Task to complete. Copy every line that contains the string "LIGUES" from the entries below.

— BEGIN Extracted entries —

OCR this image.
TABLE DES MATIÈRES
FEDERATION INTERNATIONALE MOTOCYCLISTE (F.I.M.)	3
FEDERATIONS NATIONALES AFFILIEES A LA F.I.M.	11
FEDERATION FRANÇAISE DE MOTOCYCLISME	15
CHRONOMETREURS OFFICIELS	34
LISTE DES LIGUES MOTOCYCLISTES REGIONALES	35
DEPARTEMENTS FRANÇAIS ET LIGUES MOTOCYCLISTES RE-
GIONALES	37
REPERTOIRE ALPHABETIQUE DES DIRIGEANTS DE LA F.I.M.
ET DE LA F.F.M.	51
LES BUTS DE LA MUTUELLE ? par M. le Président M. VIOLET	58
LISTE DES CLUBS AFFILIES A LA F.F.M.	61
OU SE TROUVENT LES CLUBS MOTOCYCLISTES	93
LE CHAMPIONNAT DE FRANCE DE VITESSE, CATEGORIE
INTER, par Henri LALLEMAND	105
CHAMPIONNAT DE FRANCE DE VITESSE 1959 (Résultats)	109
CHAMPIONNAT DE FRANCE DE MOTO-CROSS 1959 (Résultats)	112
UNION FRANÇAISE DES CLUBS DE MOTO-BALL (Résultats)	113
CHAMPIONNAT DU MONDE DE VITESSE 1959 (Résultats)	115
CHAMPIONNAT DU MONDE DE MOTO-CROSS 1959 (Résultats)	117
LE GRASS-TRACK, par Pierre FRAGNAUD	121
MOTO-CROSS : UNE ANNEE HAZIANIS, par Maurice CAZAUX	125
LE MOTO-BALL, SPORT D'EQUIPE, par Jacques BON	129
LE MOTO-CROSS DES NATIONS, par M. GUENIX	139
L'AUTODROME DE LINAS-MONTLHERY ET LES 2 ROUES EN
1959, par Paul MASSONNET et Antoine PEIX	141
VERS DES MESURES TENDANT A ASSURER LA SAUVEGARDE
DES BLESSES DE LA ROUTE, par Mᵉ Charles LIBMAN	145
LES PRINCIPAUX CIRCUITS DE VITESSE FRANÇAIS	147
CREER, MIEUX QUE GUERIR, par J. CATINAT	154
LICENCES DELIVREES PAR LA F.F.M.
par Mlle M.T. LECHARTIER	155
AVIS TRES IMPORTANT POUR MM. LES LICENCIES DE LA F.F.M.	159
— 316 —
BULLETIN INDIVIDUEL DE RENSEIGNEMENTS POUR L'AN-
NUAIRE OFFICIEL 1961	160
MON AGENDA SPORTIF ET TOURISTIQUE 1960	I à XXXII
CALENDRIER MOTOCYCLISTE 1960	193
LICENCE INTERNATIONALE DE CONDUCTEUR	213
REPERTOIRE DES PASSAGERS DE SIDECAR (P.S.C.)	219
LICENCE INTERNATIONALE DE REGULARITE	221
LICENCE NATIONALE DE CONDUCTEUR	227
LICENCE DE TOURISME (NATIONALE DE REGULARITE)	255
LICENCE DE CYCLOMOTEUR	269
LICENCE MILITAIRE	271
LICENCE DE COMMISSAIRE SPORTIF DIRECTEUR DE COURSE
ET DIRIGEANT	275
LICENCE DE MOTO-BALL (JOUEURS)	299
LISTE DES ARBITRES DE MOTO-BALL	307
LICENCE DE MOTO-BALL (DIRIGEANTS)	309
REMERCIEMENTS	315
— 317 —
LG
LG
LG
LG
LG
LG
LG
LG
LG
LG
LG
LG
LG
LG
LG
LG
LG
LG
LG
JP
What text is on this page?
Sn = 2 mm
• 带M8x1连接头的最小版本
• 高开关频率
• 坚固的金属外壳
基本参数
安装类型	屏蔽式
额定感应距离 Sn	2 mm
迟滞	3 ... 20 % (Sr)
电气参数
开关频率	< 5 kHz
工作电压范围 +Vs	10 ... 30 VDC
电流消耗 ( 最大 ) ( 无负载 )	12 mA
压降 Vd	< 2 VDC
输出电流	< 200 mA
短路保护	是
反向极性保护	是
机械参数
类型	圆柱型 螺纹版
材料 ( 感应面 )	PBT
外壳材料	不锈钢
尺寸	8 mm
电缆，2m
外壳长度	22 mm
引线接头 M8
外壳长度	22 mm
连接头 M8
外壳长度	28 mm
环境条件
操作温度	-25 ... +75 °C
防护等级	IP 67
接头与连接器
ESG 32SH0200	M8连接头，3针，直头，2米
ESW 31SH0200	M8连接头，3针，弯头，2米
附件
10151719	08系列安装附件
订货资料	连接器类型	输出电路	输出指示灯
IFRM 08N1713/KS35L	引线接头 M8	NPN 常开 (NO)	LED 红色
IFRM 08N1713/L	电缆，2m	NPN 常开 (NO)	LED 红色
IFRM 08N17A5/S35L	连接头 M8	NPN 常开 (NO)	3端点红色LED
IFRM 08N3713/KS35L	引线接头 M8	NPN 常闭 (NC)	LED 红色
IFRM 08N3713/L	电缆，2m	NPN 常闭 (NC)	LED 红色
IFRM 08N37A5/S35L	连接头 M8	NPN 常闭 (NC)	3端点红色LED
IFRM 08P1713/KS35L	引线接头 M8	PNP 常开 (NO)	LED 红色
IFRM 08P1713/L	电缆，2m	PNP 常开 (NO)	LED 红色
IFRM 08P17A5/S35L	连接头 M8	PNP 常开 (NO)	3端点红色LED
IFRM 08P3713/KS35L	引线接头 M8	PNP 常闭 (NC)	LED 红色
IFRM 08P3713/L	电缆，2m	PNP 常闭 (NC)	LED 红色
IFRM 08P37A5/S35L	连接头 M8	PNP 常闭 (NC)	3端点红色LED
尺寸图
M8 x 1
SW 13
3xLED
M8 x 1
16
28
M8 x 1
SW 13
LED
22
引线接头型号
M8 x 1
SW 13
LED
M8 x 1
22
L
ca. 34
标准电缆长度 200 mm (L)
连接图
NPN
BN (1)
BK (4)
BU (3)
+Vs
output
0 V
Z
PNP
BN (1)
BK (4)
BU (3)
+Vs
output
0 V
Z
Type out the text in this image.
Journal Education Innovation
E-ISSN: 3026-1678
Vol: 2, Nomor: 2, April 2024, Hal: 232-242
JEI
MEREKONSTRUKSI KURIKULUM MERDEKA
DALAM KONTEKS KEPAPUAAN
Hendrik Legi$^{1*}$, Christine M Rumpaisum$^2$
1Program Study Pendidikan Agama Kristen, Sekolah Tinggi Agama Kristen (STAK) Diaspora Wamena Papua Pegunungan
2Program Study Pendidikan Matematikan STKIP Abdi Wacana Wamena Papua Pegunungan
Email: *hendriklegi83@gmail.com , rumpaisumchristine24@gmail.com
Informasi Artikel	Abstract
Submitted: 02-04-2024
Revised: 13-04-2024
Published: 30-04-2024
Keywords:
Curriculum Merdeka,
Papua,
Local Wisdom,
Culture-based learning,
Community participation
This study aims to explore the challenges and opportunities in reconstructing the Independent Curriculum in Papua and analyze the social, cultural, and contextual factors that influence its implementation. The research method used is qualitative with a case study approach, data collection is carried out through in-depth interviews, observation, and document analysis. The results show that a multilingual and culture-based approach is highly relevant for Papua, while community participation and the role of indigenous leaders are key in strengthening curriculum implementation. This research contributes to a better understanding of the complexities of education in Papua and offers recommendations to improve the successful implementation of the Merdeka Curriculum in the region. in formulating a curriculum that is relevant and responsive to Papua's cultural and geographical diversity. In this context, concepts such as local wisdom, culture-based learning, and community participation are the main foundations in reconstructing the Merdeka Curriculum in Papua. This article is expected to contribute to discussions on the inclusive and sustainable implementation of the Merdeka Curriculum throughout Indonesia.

— END Extracted entries —

Result.
LISTE DES LIGUES MOTOCYCLISTES REGIONALES	35
DEPARTEMENTS FRANÇAIS ET LIGUES MOTOCYCLISTES RE-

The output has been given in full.